What you are asked to do
Can you update the rows from the very first one through the one containing "The secondary planar member 327 is", inclusive, by putting "isometric view" in place of "perspective view" and leaving everything else unchanged?

Extracted material
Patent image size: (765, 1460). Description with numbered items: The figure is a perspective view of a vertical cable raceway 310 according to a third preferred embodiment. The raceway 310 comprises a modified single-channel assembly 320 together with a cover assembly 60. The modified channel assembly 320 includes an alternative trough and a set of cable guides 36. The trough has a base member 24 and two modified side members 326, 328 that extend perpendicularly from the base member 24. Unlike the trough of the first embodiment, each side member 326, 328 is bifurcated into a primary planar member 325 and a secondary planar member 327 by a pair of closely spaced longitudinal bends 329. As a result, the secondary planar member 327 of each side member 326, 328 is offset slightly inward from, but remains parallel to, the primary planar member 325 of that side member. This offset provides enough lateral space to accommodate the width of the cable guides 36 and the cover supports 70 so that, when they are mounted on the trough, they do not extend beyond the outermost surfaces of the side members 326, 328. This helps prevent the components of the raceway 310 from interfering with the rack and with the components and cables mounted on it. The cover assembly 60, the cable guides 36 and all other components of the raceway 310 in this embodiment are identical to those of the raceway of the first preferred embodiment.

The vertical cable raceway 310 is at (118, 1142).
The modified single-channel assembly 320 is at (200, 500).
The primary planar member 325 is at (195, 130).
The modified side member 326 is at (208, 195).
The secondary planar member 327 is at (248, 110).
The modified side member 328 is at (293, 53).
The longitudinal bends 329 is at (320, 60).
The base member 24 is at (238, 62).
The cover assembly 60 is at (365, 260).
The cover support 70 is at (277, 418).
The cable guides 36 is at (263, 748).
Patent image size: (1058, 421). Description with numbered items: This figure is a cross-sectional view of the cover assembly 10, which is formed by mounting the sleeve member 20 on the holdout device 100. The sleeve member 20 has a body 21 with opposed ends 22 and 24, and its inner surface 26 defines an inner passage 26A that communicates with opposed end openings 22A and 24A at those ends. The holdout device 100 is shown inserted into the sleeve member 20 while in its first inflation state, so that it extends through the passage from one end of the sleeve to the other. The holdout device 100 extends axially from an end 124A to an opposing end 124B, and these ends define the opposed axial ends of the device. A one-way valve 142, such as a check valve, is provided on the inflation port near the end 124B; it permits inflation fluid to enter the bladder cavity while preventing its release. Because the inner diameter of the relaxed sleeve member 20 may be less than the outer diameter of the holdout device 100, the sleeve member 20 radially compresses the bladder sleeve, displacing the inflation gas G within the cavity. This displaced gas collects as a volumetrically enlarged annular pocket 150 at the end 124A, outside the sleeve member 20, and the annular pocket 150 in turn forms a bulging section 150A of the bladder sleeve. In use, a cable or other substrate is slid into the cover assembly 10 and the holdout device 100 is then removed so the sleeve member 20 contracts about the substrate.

Task answer
Patent image size: (765, 1460). Description with numbered items: The figure is a isometric view of a vertical cable raceway 310 according to a third preferred embodiment. The raceway 310 comprises a modified single-channel assembly 320 together with a cover assembly 60. The modified channel assembly 320 includes an alternative trough and a set of cable guides 36. The trough has a base member 24 and two modified side members 326, 328 that extend perpendicularly from the base member 24. Unlike the trough of the first embodiment, each side member 326, 328 is bifurcated into a primary planar member 325 and a secondary planar member 327 by a pair of closely spaced longitudinal bends 329. As a result, the secondary planar member 327 of each side member 326, 328 is offset slightly inward from, but remains parallel to, the primary planar member 325 of that side member. This offset provides enough lateral space to accommodate the width of the cable guides 36 and the cover supports 70 so that, when they are mounted on the trough, they do not extend beyond the outermost surfaces of the side members 326, 328. This helps prevent the components of the raceway 310 from interfering with the rack and with the components and cables mounted on it. The cover assembly 60, the cable guides 36 and all other components of the raceway 310 in this embodiment are identical to those of the raceway of the first preferred embodiment.

The vertical cable raceway 310 is at (118, 1142).
The modified single-channel assembly 320 is at (200, 500).
The primary planar member 325 is at (195, 130).
The modified side member 326 is at (208, 195).
The secondary planar member 327 is at (248, 110).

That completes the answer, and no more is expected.